_Do this:_ Reading the listing below, count the lines that contain the word "Loyalty" and give that count alone.
— START OF Supplied records —
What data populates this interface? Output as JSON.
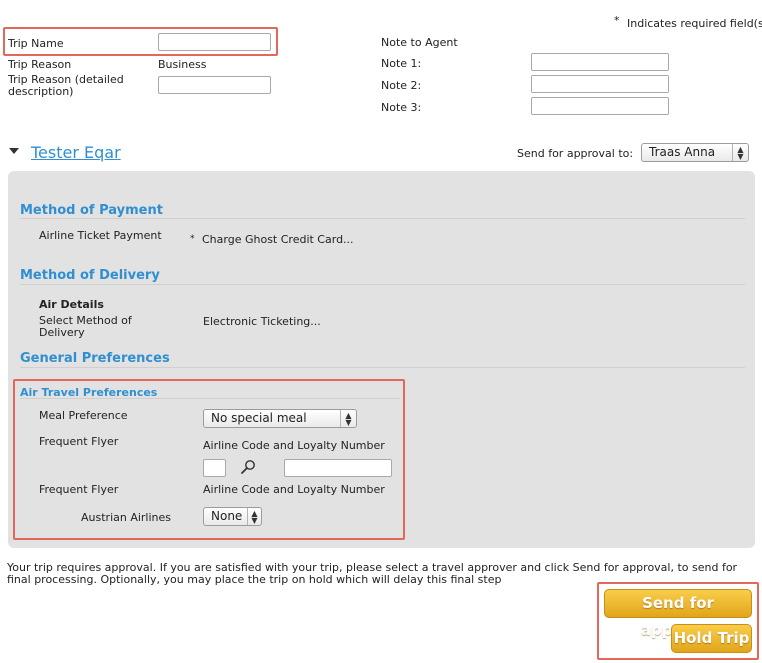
{
  "required_note": {
    "star": "*",
    "text": "Indicates required field(s)"
  },
  "trip": {
    "name_label": "Trip Name",
    "name_value": "",
    "reason_label": "Trip Reason",
    "reason_value": "Business",
    "reason_detail_label": "Trip Reason (detailed description)",
    "reason_detail_value": ""
  },
  "notes": {
    "header": "Note to Agent",
    "note1_label": "Note 1:",
    "note2_label": "Note 2:",
    "note3_label": "Note 3:"
  },
  "traveler": {
    "name": "Tester Eqar",
    "approval_label": "Send for approval to:",
    "approver": "Traas Anna"
  },
  "payment": {
    "title": "Method of Payment",
    "ticket_label": "Airline Ticket Payment",
    "star": "*",
    "ticket_value": "Charge Ghost Credit Card..."
  },
  "delivery": {
    "title": "Method of Delivery",
    "air_details": "Air Details",
    "select_label": "Select Method of Delivery",
    "value": "Electronic Ticketing..."
  },
  "preferences": {
    "title": "General Preferences",
    "air_title": "Air Travel Preferences",
    "meal_label": "Meal Preference",
    "meal_value": "No special meal",
    "ff1_label": "Frequent Flyer",
    "ff1_hint": "Airline Code and Loyalty Number",
    "ff2_label": "Frequent Flyer",
    "ff2_hint": "Airline Code and Loyalty Number",
    "airline_name": "Austrian Airlines",
    "airline_value": "None"
  },
  "approval_message": "Your trip requires approval. If you are satisfied with your trip, please select a travel approver and click Send for approval, to send for final processing. Optionally, you may place the trip on hold which will delay this final step",
  "buttons": {
    "send": "Send for approval",
    "hold": "Hold Trip"
  },
  "colors": {
    "accent_blue": "#2f8fd0",
    "button_gold": "#e8ad22",
    "highlight_red": "#e0695c",
    "panel_gray": "#e2e2e2"
  }
}
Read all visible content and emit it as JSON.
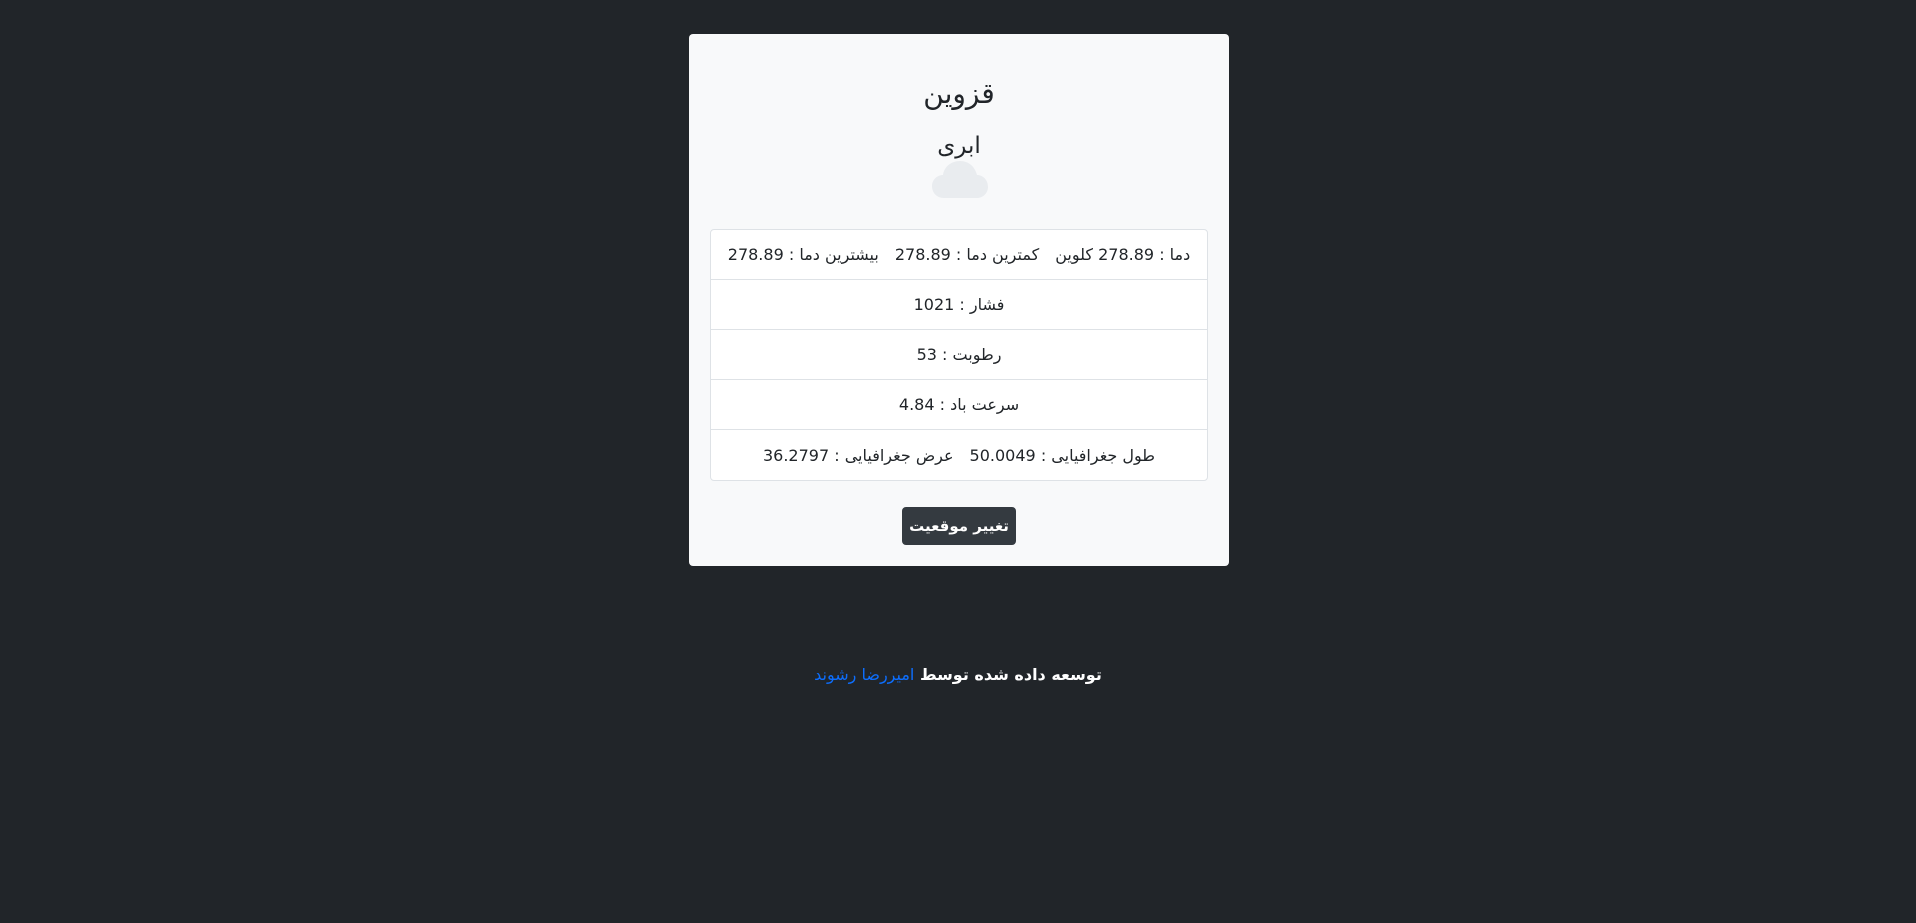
— END OF Supplied records —
_Exercise output:_ 2